**EXERCISE TASK**
The records below must be output exactly, without pictures.

******

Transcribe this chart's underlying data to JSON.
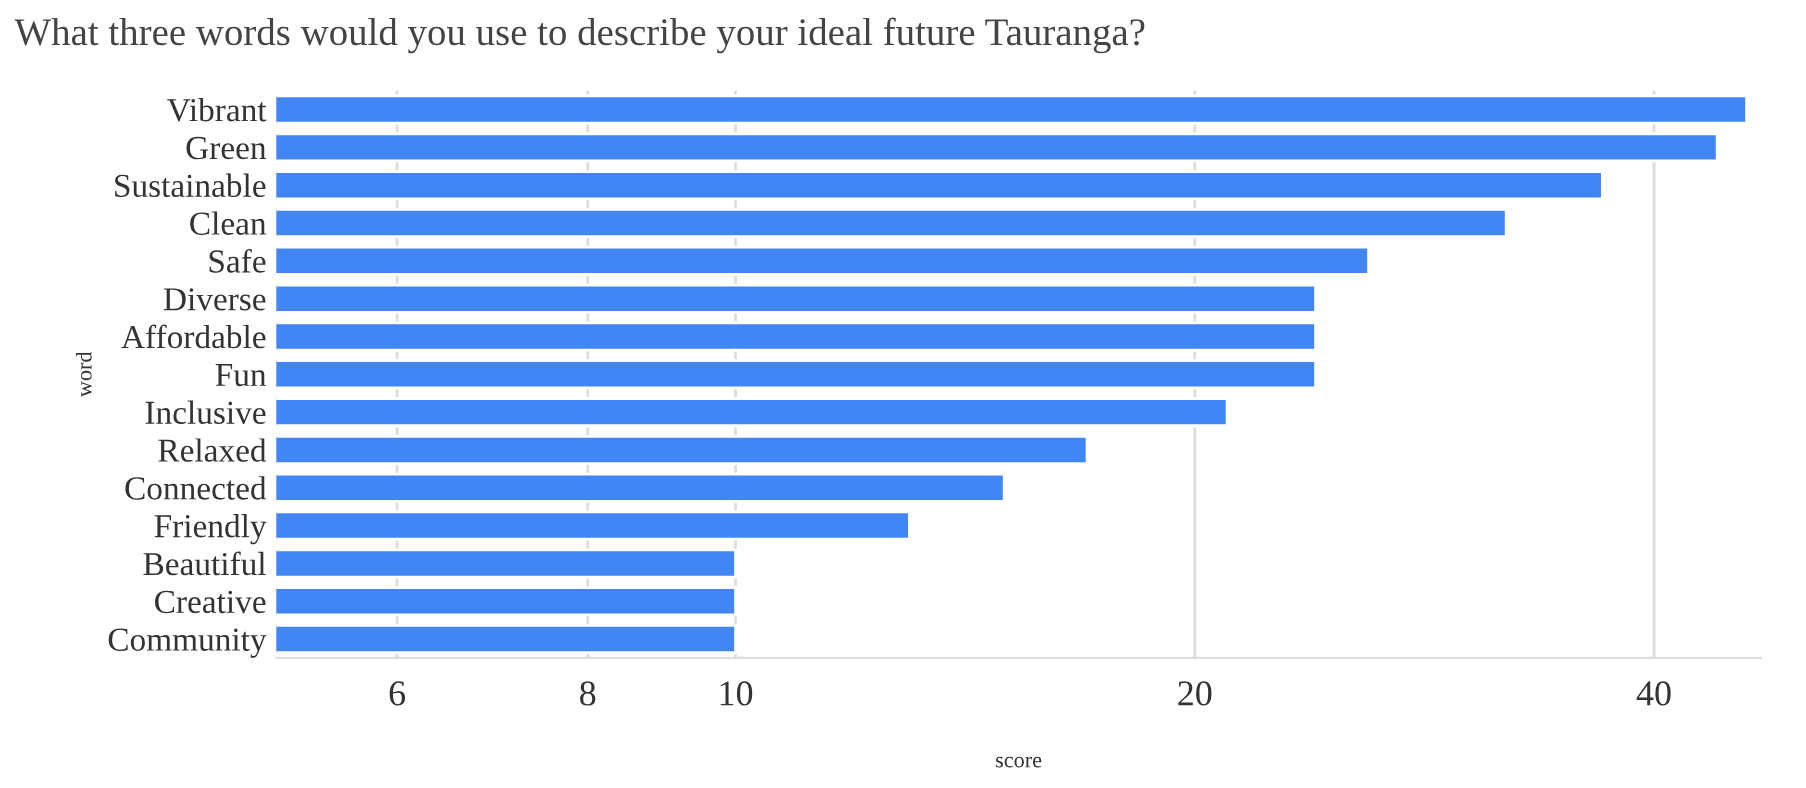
{
  "chart_data": {
    "type": "bar",
    "orientation": "horizontal",
    "title": "What three words would you use to describe your ideal future Tauranga?",
    "xlabel": "score",
    "ylabel": "word",
    "categories": [
      "Vibrant",
      "Green",
      "Sustainable",
      "Clean",
      "Safe",
      "Diverse",
      "Affordable",
      "Fun",
      "Inclusive",
      "Relaxed",
      "Connected",
      "Friendly",
      "Beautiful",
      "Creative",
      "Community"
    ],
    "series": [
      {
        "color": "#4285f4",
        "values": [
          46,
          44,
          37,
          32,
          26,
          24,
          24,
          24,
          21,
          17,
          15,
          13,
          10,
          10,
          10
        ]
      }
    ],
    "log": "x",
    "xlim": [
      5,
      47
    ],
    "xticks": [
      6,
      8,
      10,
      20,
      40
    ],
    "grid": "x"
  }
}
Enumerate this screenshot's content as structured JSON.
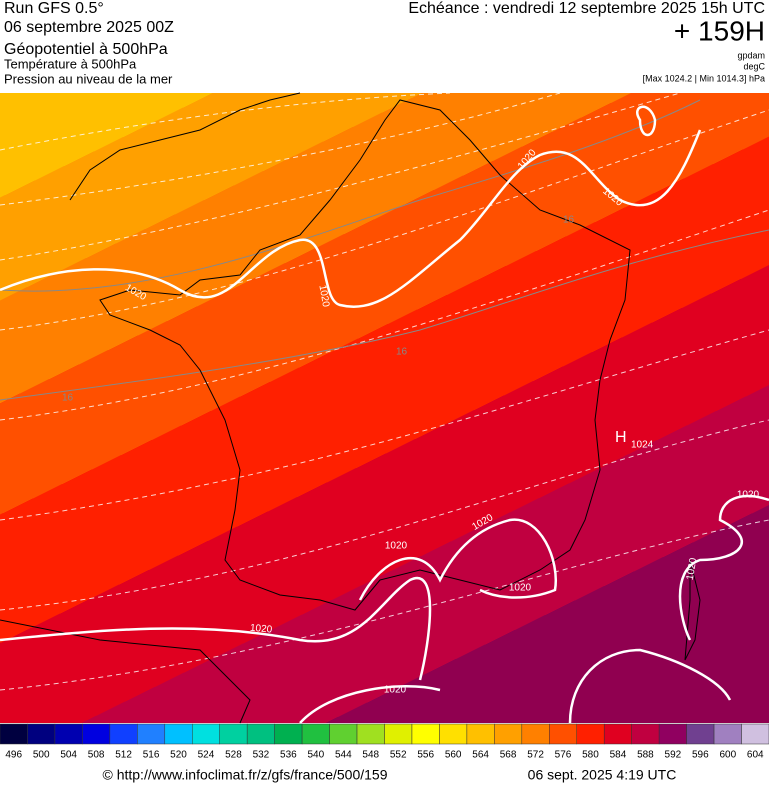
{
  "header": {
    "run": "Run GFS 0.5°",
    "date": "06 septembre 2025 00Z",
    "layers": [
      "Géopotentiel à 500hPa",
      "Température à 500hPa",
      "Pression au niveau de la mer"
    ],
    "forecast": "Echéance : vendredi 12 septembre 2025 15h UTC",
    "hours": "+ 159H",
    "units": [
      "gpdam",
      "degC"
    ],
    "range": "[Max 1024.2 | Min 1014.3] hPa"
  },
  "map": {
    "isobar_labels": [
      "1020",
      "1020",
      "1020",
      "1020",
      "1020",
      "1020",
      "1020",
      "1020",
      "1020",
      "1020",
      "1020"
    ],
    "high": "H",
    "high_value": "1024",
    "isotherm_labels": [
      "16",
      "16",
      "16"
    ]
  },
  "colorbar": {
    "values": [
      496,
      500,
      504,
      508,
      512,
      516,
      520,
      524,
      528,
      532,
      536,
      540,
      544,
      548,
      552,
      556,
      560,
      564,
      568,
      572,
      576,
      580,
      584,
      588,
      592,
      596,
      600,
      604
    ],
    "colors": [
      "#000040",
      "#00007f",
      "#0000b0",
      "#0000e0",
      "#1040ff",
      "#2080ff",
      "#00c0ff",
      "#00e0e0",
      "#00d0a0",
      "#00c080",
      "#00b050",
      "#20c040",
      "#60d030",
      "#a0e020",
      "#e0f000",
      "#ffff00",
      "#ffe000",
      "#ffc000",
      "#ffa000",
      "#ff8000",
      "#ff5000",
      "#ff2000",
      "#e00020",
      "#c00040",
      "#900060",
      "#704090",
      "#a080c0",
      "#d0c0e0"
    ]
  },
  "footer": {
    "url": "© http://www.infoclimat.fr/z/gfs/france/500/159",
    "timestamp": "06 sept. 2025  4:19 UTC"
  }
}
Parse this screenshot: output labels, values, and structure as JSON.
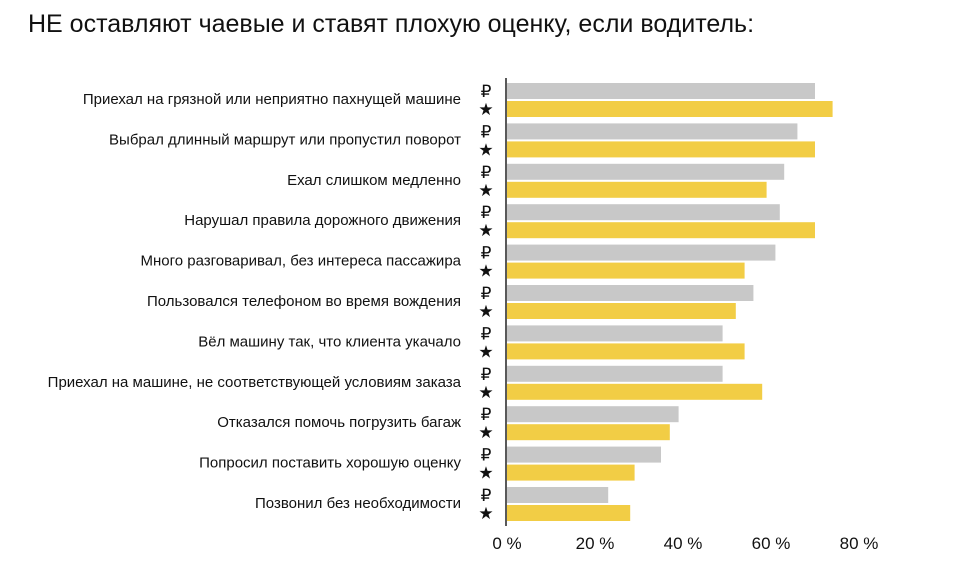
{
  "chart_data": {
    "type": "bar",
    "orientation": "horizontal",
    "title": "НЕ оставляют чаевые и ставят плохую оценку, если водитель:",
    "categories": [
      "Приехал на грязной или неприятно пахнущей машине",
      "Выбрал длинный маршрут или пропустил поворот",
      "Ехал слишком медленно",
      "Нарушал правила дорожного движения",
      "Много разговаривал, без интереса пассажира",
      "Пользовался телефоном во время вождения",
      "Вёл машину так, что клиента укачало",
      "Приехал на машине, не соответствующей условиям заказа",
      "Отказался помочь погрузить багаж",
      "Попросил поставить хорошую оценку",
      "Позвонил без необходимости"
    ],
    "series": [
      {
        "name": "₽",
        "icon": "ruble-icon",
        "color": "#c8c8c8",
        "values": [
          70,
          66,
          63,
          62,
          61,
          56,
          49,
          49,
          39,
          35,
          23
        ]
      },
      {
        "name": "★",
        "icon": "star-icon",
        "color": "#f2cd45",
        "values": [
          74,
          70,
          59,
          70,
          54,
          52,
          54,
          58,
          37,
          29,
          28
        ]
      }
    ],
    "xlim": [
      0,
      80
    ],
    "xticks": [
      0,
      20,
      40,
      60,
      80
    ],
    "xtick_labels": [
      "0 %",
      "20 %",
      "40 %",
      "60 %",
      "80 %"
    ],
    "xlabel": "",
    "ylabel": "",
    "grid": false,
    "legend": "none"
  }
}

******

**THE COMPLETED TASK**
Transcribe this chart's underlying data to JSON.
{
  "chart_data": {
    "type": "bar",
    "orientation": "horizontal",
    "title": "What three words would you use to describe your ideal future Tauranga?",
    "xlabel": "score",
    "ylabel": "word",
    "categories": [
      "Vibrant",
      "Green",
      "Sustainable",
      "Clean",
      "Safe",
      "Diverse",
      "Affordable",
      "Fun",
      "Inclusive",
      "Relaxed",
      "Connected",
      "Friendly",
      "Beautiful",
      "Creative",
      "Community"
    ],
    "series": [
      {
        "color": "#4285f4",
        "values": [
          46,
          44,
          37,
          32,
          26,
          24,
          24,
          24,
          21,
          17,
          15,
          13,
          10,
          10,
          10
        ]
      }
    ],
    "log": "x",
    "xlim": [
      5,
      47
    ],
    "xticks": [
      6,
      8,
      10,
      20,
      40
    ],
    "grid": "x"
  }
}
Enumerate this screenshot's content as structured JSON.
{
  "header": {
    "run": "Run GFS 0.5°",
    "date": "06 septembre 2025 00Z",
    "layers": [
      "Géopotentiel à 500hPa",
      "Température à 500hPa",
      "Pression au niveau de la mer"
    ],
    "forecast": "Echéance : vendredi 12 septembre 2025 15h UTC",
    "hours": "+ 159H",
    "units": [
      "gpdam",
      "degC"
    ],
    "range": "[Max 1024.2 | Min 1014.3] hPa"
  },
  "map": {
    "isobar_labels": [
      "1020",
      "1020",
      "1020",
      "1020",
      "1020",
      "1020",
      "1020",
      "1020",
      "1020",
      "1020",
      "1020"
    ],
    "high": "H",
    "high_value": "1024",
    "isotherm_labels": [
      "16",
      "16",
      "16"
    ]
  },
  "colorbar": {
    "values": [
      496,
      500,
      504,
      508,
      512,
      516,
      520,
      524,
      528,
      532,
      536,
      540,
      544,
      548,
      552,
      556,
      560,
      564,
      568,
      572,
      576,
      580,
      584,
      588,
      592,
      596,
      600,
      604
    ],
    "colors": [
      "#000040",
      "#00007f",
      "#0000b0",
      "#0000e0",
      "#1040ff",
      "#2080ff",
      "#00c0ff",
      "#00e0e0",
      "#00d0a0",
      "#00c080",
      "#00b050",
      "#20c040",
      "#60d030",
      "#a0e020",
      "#e0f000",
      "#ffff00",
      "#ffe000",
      "#ffc000",
      "#ffa000",
      "#ff8000",
      "#ff5000",
      "#ff2000",
      "#e00020",
      "#c00040",
      "#900060",
      "#704090",
      "#a080c0",
      "#d0c0e0"
    ]
  },
  "footer": {
    "url": "© http://www.infoclimat.fr/z/gfs/france/500/159",
    "timestamp": "06 sept. 2025  4:19 UTC"
  }
}
Parse this screenshot: output labels, values, and structure as JSON.
{
  "chart_data": {
    "type": "bar",
    "orientation": "horizontal",
    "title": "НЕ оставляют чаевые и ставят плохую оценку, если водитель:",
    "categories": [
      "Приехал на грязной или неприятно пахнущей машине",
      "Выбрал длинный маршрут или пропустил поворот",
      "Ехал слишком медленно",
      "Нарушал правила дорожного движения",
      "Много разговаривал, без интереса пассажира",
      "Пользовался телефоном во время вождения",
      "Вёл машину так, что клиента укачало",
      "Приехал на машине, не соответствующей условиям заказа",
      "Отказался помочь погрузить багаж",
      "Попросил поставить хорошую оценку",
      "Позвонил без необходимости"
    ],
    "series": [
      {
        "name": "₽",
        "icon": "ruble-icon",
        "color": "#c8c8c8",
        "values": [
          70,
          66,
          63,
          62,
          61,
          56,
          49,
          49,
          39,
          35,
          23
        ]
      },
      {
        "name": "★",
        "icon": "star-icon",
        "color": "#f2cd45",
        "values": [
          74,
          70,
          59,
          70,
          54,
          52,
          54,
          58,
          37,
          29,
          28
        ]
      }
    ],
    "xlim": [
      0,
      80
    ],
    "xticks": [
      0,
      20,
      40,
      60,
      80
    ],
    "xtick_labels": [
      "0 %",
      "20 %",
      "40 %",
      "60 %",
      "80 %"
    ],
    "xlabel": "",
    "ylabel": "",
    "grid": false,
    "legend": "none"
  }
}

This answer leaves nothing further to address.